Data listing
.....
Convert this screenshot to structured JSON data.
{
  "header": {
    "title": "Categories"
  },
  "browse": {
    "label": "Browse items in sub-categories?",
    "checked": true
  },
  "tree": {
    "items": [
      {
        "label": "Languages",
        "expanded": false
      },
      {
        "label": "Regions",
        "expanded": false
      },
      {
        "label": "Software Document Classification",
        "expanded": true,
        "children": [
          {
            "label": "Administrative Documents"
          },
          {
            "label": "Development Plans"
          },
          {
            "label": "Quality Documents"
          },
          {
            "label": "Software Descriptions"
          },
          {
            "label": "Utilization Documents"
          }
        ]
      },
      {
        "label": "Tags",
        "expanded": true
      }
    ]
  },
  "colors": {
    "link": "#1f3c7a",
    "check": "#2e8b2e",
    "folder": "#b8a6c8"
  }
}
.....
EXERCISE GOAL
Repeat the listing exactly, from its first line to its last.

OUTPUT FOR THIS TASK
Convert this screenshot to structured JSON data.
{
  "header": {
    "title": "Categories"
  },
  "browse": {
    "label": "Browse items in sub-categories?",
    "checked": true
  },
  "tree": {
    "items": [
      {
        "label": "Languages",
        "expanded": false
      },
      {
        "label": "Regions",
        "expanded": false
      },
      {
        "label": "Software Document Classification",
        "expanded": true,
        "children": [
          {
            "label": "Administrative Documents"
          },
          {
            "label": "Development Plans"
          },
          {
            "label": "Quality Documents"
          },
          {
            "label": "Software Descriptions"
          },
          {
            "label": "Utilization Documents"
          }
        ]
      },
      {
        "label": "Tags",
        "expanded": true
      }
    ]
  },
  "colors": {
    "link": "#1f3c7a",
    "check": "#2e8b2e",
    "folder": "#b8a6c8"
  }
}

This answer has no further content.